What is needed
Search the material for "content" and show all lines that contain it.

Extracted records
>>>

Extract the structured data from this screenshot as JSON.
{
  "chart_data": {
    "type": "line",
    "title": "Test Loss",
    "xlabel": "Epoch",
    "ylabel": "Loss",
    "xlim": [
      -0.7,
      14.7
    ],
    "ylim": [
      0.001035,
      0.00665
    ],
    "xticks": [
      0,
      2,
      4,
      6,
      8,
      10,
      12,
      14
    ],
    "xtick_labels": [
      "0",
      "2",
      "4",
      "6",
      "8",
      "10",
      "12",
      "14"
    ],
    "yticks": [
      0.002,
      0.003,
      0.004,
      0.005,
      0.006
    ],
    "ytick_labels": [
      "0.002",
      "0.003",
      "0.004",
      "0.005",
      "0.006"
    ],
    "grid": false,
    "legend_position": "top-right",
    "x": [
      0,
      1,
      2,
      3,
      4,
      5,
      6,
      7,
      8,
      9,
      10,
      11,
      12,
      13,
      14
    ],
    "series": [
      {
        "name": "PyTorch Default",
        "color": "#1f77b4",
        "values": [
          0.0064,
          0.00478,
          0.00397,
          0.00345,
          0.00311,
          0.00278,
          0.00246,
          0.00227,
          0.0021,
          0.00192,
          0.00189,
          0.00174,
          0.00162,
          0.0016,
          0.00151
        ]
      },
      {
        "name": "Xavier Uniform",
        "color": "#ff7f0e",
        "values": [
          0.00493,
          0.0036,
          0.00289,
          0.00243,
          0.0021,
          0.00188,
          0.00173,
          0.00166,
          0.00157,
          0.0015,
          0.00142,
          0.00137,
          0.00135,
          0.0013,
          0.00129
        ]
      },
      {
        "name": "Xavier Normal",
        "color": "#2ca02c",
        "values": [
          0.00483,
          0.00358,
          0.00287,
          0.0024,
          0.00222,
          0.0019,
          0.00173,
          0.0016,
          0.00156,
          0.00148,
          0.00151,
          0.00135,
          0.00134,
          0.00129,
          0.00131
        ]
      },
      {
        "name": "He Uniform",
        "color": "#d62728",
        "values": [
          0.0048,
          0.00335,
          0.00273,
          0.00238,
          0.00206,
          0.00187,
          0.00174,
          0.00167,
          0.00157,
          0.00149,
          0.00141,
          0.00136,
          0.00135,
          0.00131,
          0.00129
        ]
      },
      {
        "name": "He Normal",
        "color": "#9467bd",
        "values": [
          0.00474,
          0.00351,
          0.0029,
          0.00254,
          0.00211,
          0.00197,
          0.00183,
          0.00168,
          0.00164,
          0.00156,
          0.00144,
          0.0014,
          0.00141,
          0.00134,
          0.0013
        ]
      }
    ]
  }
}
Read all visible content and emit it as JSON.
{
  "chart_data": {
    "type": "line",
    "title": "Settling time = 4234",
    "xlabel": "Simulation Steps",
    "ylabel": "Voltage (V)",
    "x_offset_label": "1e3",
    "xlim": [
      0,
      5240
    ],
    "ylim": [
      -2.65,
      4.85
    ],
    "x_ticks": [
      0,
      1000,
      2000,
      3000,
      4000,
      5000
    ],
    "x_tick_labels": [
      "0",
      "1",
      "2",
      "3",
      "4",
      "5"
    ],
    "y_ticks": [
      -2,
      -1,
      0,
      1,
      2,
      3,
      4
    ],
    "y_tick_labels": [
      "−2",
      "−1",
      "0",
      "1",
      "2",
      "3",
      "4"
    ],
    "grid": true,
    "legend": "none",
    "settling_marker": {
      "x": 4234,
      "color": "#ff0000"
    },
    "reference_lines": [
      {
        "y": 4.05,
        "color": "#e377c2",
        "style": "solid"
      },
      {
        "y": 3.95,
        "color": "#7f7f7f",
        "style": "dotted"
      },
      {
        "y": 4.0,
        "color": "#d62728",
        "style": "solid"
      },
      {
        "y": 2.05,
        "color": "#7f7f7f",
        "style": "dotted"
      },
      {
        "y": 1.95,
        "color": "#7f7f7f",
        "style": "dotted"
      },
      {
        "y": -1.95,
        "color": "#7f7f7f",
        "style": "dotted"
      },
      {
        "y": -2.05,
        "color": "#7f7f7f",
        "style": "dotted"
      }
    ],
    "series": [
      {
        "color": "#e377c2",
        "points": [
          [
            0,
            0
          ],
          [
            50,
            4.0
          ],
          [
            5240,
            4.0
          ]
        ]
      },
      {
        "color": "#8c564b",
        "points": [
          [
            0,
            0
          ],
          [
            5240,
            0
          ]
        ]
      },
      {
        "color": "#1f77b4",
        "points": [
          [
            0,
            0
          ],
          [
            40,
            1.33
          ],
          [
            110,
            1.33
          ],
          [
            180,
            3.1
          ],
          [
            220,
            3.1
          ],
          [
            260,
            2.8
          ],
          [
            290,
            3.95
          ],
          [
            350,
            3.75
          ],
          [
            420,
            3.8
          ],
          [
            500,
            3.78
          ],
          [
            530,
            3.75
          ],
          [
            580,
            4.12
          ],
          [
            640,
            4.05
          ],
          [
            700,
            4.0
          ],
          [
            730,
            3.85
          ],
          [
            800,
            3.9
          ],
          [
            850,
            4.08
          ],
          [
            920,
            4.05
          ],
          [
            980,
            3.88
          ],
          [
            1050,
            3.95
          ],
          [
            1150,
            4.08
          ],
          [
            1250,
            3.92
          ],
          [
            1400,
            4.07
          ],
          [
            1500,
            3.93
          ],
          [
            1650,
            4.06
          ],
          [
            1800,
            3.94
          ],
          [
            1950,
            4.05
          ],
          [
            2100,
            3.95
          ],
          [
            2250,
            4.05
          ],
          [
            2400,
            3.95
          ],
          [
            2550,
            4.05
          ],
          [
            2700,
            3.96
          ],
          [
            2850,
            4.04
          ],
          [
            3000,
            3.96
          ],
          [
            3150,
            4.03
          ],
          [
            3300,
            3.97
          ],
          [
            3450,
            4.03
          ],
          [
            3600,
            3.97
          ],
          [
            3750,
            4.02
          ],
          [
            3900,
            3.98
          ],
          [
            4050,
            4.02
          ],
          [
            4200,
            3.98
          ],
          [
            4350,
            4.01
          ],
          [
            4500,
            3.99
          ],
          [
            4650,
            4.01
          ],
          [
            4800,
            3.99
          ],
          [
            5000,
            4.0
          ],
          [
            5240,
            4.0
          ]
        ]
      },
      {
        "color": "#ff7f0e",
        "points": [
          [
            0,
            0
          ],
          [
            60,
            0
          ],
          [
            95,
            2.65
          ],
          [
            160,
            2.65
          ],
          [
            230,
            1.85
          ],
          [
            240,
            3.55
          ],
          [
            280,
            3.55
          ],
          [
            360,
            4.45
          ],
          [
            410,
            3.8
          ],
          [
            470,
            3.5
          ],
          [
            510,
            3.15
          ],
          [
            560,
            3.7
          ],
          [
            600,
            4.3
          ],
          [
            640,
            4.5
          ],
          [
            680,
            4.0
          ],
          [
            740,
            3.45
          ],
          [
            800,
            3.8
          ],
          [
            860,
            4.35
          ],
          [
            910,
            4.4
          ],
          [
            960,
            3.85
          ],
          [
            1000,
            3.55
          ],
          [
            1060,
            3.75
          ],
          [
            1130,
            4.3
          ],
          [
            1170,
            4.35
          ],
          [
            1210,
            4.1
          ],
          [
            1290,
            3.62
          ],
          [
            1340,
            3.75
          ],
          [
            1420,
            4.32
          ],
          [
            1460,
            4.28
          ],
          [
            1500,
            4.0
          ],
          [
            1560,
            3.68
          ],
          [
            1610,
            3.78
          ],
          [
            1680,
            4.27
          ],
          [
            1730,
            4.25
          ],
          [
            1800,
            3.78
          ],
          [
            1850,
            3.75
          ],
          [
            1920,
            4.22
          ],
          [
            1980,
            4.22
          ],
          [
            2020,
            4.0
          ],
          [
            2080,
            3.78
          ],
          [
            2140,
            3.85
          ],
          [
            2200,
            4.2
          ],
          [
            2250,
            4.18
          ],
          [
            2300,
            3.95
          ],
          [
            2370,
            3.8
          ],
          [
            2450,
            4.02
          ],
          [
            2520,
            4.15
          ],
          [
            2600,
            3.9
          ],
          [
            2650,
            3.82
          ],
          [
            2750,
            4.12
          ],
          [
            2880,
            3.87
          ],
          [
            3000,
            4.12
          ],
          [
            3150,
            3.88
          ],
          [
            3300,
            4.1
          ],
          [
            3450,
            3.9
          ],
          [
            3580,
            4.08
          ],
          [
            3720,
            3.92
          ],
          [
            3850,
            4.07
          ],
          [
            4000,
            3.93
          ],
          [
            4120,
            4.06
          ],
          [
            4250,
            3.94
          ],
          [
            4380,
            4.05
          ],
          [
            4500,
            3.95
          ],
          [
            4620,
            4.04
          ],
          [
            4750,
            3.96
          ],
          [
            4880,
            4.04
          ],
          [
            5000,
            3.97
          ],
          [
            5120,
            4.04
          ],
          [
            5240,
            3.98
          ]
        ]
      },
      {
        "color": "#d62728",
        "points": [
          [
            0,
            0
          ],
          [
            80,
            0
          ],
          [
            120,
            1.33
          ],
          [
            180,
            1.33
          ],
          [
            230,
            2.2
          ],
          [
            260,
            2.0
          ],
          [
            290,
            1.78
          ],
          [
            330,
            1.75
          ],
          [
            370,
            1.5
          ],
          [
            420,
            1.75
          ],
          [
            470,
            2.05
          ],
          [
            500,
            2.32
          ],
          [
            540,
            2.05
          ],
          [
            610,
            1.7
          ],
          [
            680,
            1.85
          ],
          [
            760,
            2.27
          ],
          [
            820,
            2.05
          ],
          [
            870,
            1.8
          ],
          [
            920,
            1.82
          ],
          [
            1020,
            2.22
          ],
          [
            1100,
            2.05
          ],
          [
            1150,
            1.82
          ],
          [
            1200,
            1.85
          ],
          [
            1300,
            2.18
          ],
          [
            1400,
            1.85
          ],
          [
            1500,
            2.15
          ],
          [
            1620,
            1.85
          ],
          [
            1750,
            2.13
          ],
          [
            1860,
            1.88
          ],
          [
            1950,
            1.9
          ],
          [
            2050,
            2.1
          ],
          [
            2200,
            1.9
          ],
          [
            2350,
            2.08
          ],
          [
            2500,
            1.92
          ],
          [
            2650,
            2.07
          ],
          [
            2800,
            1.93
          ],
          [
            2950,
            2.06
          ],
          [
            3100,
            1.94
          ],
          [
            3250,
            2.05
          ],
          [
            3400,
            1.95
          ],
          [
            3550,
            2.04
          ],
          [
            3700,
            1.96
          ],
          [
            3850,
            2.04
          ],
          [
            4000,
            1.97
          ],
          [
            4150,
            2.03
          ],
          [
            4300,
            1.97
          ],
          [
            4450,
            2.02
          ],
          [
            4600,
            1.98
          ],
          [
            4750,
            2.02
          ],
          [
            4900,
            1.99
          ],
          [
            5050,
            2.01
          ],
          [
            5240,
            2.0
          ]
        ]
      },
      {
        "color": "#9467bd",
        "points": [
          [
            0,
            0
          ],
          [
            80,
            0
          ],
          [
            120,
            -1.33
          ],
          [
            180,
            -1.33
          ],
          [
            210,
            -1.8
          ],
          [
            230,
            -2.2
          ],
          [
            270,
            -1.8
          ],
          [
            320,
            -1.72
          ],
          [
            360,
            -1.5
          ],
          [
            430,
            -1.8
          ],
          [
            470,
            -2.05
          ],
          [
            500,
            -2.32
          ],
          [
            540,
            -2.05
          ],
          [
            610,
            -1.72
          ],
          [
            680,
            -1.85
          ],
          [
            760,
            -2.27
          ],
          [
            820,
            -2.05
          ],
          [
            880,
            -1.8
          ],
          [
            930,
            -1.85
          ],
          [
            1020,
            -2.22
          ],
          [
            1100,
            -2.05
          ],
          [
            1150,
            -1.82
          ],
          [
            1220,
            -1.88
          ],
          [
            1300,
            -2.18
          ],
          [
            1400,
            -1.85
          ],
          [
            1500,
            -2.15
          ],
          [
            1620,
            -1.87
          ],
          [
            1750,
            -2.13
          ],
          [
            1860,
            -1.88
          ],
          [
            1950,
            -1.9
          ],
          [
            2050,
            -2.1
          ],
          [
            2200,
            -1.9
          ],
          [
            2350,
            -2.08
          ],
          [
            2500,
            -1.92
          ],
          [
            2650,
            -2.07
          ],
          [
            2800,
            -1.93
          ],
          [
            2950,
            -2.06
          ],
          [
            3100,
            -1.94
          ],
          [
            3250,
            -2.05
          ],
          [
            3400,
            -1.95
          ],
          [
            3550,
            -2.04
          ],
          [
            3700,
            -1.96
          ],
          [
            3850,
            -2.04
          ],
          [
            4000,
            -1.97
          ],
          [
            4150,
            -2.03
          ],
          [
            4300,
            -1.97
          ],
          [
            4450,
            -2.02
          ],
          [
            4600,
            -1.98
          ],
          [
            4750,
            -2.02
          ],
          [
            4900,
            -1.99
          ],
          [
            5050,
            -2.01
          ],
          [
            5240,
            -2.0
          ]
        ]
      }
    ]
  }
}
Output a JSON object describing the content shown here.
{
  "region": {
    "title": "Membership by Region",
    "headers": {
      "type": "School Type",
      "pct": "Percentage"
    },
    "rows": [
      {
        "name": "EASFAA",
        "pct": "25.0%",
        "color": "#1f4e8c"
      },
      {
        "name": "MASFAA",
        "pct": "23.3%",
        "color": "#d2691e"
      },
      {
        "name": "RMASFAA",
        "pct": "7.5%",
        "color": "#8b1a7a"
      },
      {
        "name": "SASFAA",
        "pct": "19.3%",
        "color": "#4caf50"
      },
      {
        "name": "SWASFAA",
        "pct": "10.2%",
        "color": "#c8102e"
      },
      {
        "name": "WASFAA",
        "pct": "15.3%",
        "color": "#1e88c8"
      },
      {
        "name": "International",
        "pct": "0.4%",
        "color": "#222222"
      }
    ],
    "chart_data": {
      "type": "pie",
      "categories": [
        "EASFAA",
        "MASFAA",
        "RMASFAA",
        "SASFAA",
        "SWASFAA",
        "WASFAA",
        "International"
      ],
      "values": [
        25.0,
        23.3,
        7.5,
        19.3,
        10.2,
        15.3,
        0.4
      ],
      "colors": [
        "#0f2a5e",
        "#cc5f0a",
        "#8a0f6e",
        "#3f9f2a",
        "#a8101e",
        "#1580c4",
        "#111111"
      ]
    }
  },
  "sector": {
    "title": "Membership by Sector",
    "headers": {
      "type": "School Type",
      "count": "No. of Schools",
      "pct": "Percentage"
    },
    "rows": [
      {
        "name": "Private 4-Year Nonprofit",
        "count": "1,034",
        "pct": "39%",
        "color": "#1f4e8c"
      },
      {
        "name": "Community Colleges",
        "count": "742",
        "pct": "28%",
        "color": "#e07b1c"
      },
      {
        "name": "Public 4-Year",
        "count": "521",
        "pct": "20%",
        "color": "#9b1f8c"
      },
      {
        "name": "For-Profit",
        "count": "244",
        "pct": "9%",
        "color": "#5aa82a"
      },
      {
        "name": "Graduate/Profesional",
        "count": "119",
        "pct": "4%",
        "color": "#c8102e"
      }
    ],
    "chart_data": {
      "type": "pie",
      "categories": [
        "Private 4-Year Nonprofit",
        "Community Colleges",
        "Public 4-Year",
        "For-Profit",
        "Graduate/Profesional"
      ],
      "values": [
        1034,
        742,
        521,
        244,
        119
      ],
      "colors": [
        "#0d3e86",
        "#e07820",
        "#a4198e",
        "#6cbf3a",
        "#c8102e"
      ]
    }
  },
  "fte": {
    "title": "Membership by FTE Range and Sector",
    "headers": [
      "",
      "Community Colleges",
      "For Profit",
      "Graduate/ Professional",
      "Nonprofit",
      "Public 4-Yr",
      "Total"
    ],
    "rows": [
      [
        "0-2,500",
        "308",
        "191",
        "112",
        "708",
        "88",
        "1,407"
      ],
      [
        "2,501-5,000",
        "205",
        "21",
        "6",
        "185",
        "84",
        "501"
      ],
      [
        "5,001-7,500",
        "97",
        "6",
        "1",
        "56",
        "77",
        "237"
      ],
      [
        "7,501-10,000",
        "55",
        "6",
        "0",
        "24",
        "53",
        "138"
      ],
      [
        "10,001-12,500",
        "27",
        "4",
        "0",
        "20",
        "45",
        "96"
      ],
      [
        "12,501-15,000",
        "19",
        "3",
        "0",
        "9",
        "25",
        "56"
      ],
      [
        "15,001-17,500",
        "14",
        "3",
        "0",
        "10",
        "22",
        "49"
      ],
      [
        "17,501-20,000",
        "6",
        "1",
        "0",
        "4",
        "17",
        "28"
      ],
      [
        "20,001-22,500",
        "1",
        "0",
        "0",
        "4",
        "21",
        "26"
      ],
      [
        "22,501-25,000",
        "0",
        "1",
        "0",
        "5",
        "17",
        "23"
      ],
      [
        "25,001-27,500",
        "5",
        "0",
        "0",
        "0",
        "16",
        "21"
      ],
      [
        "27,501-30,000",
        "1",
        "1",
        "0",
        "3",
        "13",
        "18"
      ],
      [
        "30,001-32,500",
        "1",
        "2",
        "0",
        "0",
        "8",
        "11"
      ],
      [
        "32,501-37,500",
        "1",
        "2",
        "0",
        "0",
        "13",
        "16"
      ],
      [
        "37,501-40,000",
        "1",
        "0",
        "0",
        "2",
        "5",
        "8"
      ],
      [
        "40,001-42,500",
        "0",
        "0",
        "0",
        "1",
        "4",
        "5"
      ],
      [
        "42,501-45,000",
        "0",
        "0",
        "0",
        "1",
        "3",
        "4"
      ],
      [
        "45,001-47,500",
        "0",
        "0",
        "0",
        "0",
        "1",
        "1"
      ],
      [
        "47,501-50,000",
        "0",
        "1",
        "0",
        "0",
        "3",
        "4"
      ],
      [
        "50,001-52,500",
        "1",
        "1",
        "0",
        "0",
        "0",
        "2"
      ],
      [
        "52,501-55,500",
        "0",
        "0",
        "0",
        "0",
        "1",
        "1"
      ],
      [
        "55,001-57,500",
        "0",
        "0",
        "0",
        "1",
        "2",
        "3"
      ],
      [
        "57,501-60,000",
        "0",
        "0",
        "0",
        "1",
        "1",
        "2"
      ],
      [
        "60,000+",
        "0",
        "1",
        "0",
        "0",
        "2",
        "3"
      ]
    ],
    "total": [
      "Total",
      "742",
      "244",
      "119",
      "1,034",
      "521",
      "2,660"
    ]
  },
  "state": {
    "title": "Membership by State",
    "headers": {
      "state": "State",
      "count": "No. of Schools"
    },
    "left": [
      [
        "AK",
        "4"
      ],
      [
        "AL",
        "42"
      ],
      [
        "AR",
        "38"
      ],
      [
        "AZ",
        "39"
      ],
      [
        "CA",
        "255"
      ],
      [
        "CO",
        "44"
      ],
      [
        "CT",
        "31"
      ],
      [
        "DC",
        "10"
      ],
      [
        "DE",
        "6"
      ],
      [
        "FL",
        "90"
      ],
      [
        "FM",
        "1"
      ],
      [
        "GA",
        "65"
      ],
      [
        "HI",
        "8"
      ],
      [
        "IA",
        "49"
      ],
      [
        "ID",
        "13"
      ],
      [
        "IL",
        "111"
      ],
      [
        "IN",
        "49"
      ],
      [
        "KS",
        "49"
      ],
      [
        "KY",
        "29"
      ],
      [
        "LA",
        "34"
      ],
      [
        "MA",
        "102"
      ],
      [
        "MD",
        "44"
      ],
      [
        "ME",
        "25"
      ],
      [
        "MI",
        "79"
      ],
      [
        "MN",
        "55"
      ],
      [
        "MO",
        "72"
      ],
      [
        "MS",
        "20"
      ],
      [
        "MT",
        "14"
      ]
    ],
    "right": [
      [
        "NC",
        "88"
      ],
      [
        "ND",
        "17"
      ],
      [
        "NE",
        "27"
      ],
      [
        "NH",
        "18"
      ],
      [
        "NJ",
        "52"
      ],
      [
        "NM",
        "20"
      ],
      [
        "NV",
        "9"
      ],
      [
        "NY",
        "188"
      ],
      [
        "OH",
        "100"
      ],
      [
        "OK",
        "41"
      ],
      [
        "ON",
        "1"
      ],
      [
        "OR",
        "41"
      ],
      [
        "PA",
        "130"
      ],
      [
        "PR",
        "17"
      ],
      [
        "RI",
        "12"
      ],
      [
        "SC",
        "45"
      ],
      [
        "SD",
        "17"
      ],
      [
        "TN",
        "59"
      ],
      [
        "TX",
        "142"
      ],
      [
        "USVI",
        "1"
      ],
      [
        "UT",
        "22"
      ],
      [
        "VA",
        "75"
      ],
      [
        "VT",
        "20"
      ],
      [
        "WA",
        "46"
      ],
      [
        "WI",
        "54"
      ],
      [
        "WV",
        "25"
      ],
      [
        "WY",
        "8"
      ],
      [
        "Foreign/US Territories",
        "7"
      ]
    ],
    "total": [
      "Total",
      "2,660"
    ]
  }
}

<<<

Exercise response
Read all visible content and emit it as JSON.
Output a JSON object describing the content shown here.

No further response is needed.